Extract all lines from the data beneath that include the word "dipole".

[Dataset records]
.....

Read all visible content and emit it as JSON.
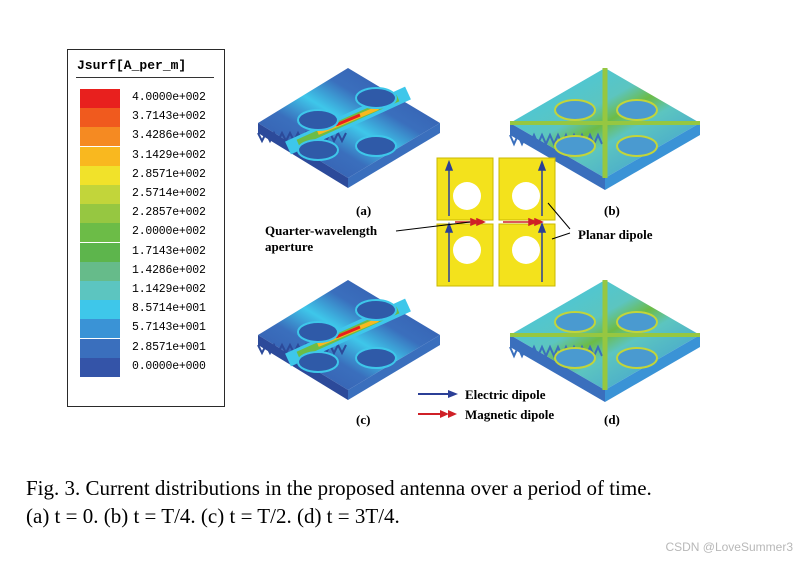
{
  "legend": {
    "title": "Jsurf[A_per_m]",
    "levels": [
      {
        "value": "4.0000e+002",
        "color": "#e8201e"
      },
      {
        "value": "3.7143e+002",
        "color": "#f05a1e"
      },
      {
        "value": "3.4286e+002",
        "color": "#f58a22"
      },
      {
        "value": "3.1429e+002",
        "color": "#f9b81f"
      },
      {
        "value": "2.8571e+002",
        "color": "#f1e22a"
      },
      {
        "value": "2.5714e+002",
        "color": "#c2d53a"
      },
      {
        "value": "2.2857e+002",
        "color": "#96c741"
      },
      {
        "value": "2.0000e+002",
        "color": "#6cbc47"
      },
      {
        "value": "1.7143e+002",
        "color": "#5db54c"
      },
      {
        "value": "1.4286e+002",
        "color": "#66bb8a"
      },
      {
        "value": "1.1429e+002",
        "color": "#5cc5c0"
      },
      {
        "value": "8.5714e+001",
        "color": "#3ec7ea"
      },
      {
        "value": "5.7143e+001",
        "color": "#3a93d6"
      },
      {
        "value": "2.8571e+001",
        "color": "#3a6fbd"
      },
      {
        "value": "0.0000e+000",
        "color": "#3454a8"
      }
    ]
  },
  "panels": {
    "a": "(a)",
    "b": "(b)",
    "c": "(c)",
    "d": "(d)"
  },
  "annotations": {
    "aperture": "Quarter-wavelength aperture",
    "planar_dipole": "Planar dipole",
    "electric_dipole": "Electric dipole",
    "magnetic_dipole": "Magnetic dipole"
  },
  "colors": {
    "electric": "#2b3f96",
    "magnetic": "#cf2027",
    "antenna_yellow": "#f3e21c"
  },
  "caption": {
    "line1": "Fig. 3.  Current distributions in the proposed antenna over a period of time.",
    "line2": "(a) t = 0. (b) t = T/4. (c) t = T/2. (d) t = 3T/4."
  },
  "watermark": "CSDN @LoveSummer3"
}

.....

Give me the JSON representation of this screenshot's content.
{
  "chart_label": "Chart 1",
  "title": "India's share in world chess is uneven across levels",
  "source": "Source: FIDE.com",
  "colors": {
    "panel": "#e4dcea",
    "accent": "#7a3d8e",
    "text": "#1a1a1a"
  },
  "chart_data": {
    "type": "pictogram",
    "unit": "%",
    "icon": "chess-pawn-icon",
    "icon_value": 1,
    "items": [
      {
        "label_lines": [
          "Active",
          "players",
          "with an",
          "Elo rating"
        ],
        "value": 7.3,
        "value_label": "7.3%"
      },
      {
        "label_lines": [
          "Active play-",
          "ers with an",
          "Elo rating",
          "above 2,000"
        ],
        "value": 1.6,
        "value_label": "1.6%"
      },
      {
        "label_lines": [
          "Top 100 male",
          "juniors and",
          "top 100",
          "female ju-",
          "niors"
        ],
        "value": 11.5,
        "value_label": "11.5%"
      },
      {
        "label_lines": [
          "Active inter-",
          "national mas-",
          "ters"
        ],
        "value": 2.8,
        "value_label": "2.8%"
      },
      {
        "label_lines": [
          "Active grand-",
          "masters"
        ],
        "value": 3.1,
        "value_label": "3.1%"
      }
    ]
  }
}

.....

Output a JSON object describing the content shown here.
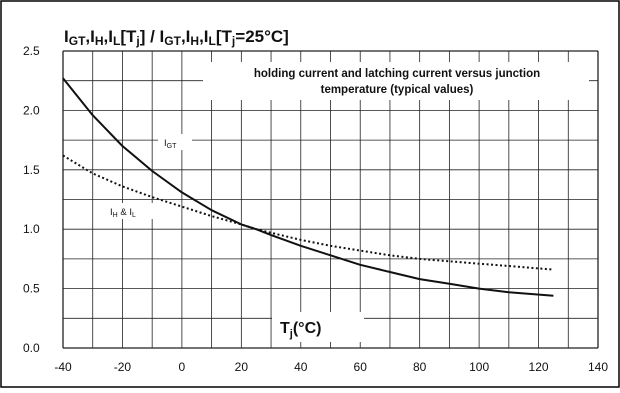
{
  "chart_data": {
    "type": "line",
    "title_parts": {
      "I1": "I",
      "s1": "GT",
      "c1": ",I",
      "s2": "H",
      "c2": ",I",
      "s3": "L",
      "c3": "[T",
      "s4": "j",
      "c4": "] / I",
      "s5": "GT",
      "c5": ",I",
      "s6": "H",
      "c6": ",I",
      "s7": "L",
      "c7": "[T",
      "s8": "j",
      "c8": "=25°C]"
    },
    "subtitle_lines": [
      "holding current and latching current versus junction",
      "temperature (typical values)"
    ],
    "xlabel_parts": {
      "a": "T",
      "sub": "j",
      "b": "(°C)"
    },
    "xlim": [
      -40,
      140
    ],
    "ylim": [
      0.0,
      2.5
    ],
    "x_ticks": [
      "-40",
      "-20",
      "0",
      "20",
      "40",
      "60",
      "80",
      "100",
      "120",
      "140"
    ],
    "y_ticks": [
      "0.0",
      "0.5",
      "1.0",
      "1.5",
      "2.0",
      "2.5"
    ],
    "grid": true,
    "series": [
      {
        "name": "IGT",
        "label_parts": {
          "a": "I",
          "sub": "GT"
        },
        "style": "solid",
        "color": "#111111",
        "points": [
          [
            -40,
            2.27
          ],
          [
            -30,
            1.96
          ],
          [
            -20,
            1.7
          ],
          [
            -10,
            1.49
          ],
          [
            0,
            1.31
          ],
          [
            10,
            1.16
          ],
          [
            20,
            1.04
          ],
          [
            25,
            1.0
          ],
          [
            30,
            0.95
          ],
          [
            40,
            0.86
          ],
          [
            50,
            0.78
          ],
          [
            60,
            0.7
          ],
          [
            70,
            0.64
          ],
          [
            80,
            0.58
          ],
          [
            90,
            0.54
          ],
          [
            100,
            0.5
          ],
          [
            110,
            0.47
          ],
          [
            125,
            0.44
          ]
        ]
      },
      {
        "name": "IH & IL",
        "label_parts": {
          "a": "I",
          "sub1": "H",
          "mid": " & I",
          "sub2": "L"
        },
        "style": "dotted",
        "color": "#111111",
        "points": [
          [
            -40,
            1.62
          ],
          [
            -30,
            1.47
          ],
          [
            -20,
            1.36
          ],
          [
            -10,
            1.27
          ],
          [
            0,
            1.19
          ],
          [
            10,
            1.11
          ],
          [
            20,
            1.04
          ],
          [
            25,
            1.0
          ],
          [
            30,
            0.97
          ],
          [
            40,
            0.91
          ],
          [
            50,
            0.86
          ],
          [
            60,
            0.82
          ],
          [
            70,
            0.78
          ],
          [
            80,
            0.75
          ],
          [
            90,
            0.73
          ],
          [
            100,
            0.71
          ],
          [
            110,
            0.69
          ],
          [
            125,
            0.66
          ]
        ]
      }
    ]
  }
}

.....

Written response:
    "planar_dipole": "Planar dipole",
    "electric_dipole": "Electric dipole",
    "magnetic_dipole": "Magnetic dipole"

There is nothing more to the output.